Lesetext:
════════════════════

Dublin (taz) – Es tut sich etwas in Nordirland: Nachdem am Donnerstag eine US-Delegation zu Vermittlungsgesprächen nach Irland gereist war, gehen politische Beobachter jetzt davon aus, daß ein Waffenstillstand der Irisch- Republikanischen Armee (IRA) unmittelbar bevorsteht. Die sechsköpfige Delegation unter Führung des ehemaligen Kongreßabgeordneten Bruce Morrison war einer Einladung des politischen Flügels der IRA, Sinn Féin, gefolgt. Morrison betonte, daß er keineswegs offizieller US-Abgesandter sei, sondern als „privater Bürger bei der Suche nach konstruktiven Wegen“ helfen wolle, um den Friedensprozeß in Nordirland voranzutreiben. Er glaube, daß Sinn Féin kurz vor einer Entscheidung stehe. Britische Zeitungen prophezeiten sogar, daß der IRA-Waffenstillstand noch an diesem Wochenende verkündet wird.

════════════════════

Rohdaten:

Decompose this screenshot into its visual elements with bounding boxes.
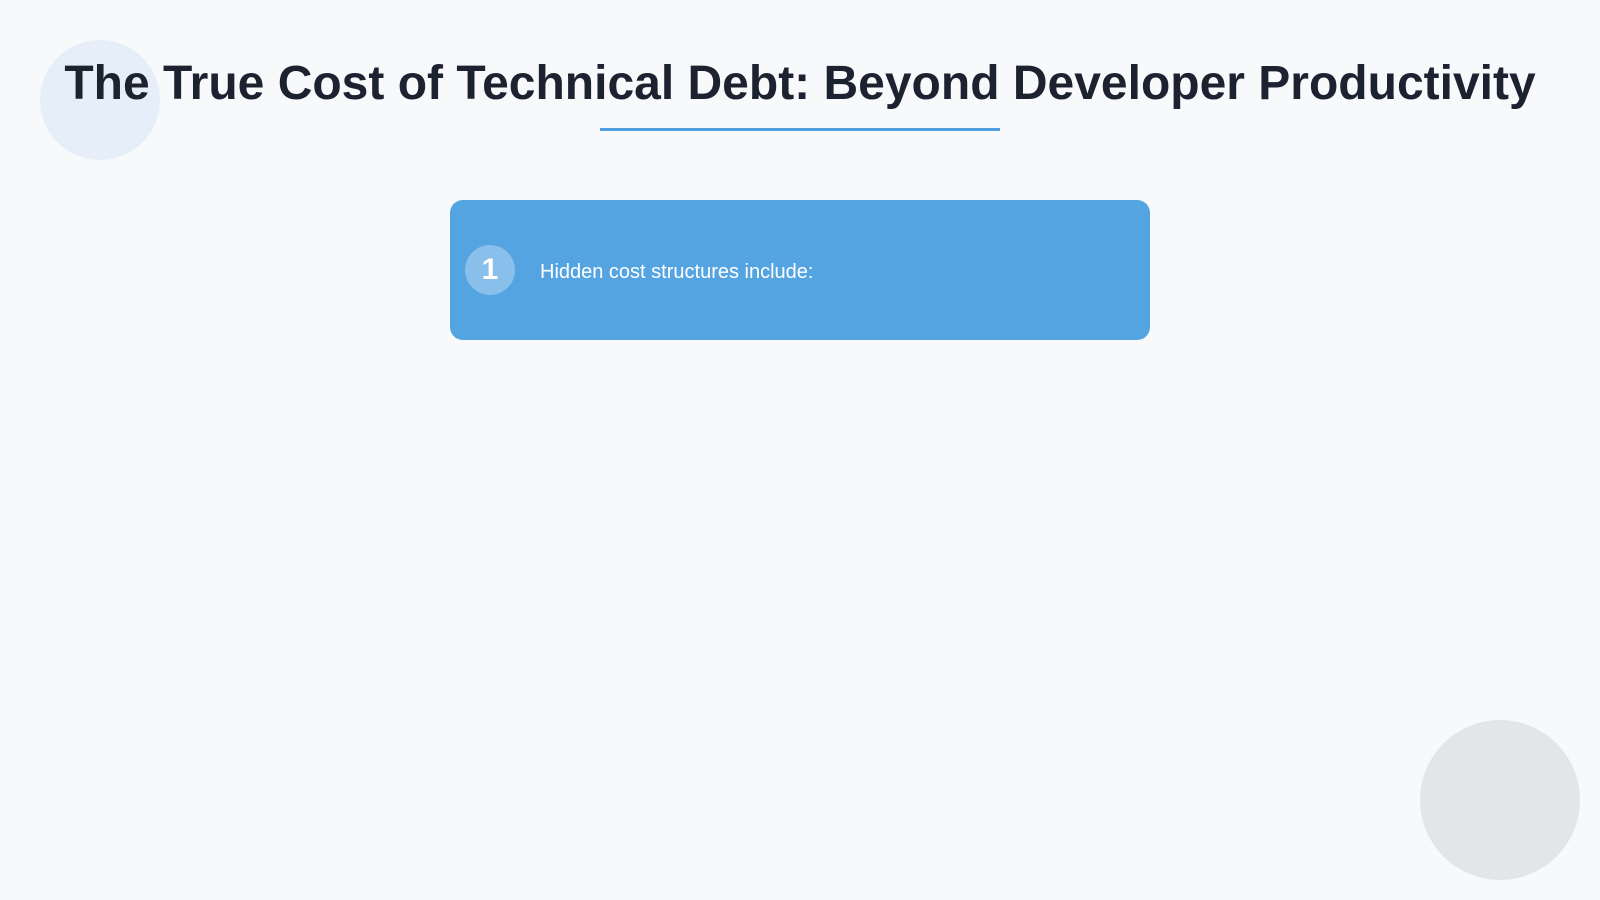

════════════════════

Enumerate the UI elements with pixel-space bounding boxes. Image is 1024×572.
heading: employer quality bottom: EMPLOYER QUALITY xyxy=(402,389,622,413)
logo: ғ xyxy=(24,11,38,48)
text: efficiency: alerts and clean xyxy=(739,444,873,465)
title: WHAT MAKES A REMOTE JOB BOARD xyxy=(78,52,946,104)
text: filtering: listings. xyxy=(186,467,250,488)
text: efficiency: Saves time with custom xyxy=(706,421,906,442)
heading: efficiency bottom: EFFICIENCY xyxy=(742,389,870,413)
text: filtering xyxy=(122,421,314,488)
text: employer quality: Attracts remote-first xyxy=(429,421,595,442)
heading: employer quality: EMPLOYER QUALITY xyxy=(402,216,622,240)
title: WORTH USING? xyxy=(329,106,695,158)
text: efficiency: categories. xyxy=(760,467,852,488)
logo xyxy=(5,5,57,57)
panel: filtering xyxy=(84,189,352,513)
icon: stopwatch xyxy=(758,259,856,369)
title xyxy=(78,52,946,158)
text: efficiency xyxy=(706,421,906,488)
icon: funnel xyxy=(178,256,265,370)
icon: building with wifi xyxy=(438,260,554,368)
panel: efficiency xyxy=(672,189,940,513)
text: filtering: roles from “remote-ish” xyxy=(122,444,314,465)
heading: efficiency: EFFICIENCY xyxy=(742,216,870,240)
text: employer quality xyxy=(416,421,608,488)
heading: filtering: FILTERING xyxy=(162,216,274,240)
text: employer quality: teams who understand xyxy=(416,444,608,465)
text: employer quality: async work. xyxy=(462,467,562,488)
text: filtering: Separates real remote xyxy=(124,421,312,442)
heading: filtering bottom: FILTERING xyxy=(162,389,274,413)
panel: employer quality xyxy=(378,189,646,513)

════════════════════

Die Aufgaben:
(a) Wer führte laut dem Lesetext über Nordirland die sechsköpfige Delegation an?
(b) Schreib aus dem Lesetext über Nordirland die Stelle ab, die mit „Dublin (taz) –“ anfängt und bis „Wochenende verkündet wird.“ geht.

Die Lösungen:
(a) Der ehemalige Kongreßabgeordnete Bruce Morrison.

(b)
Dublin (taz) – Es tut sich etwas in Nordirland: Nachdem am Donnerstag eine US-Delegation zu Vermittlungsgesprächen nach Irland gereist war, gehen politische Beobachter jetzt davon aus, daß ein Waffenstillstand der Irisch- Republikanischen Armee (IRA) unmittelbar bevorsteht. Die sechsköpfige Delegation unter Führung des ehemaligen Kongreßabgeordneten Bruce Morrison war einer Einladung des politischen Flügels der IRA, Sinn Féin, gefolgt. Morrison betonte, daß er keineswegs offizieller US-Abgesandter sei, sondern als „privater Bürger bei der Suche nach konstruktiven Wegen“ helfen wolle, um den Friedensprozeß in Nordirland voranzutreiben. Er glaube, daß Sinn Féin kurz vor einer Entscheidung stehe. Britische Zeitungen prophezeiten sogar, daß der IRA-Waffenstillstand noch an diesem Wochenende verkündet wird.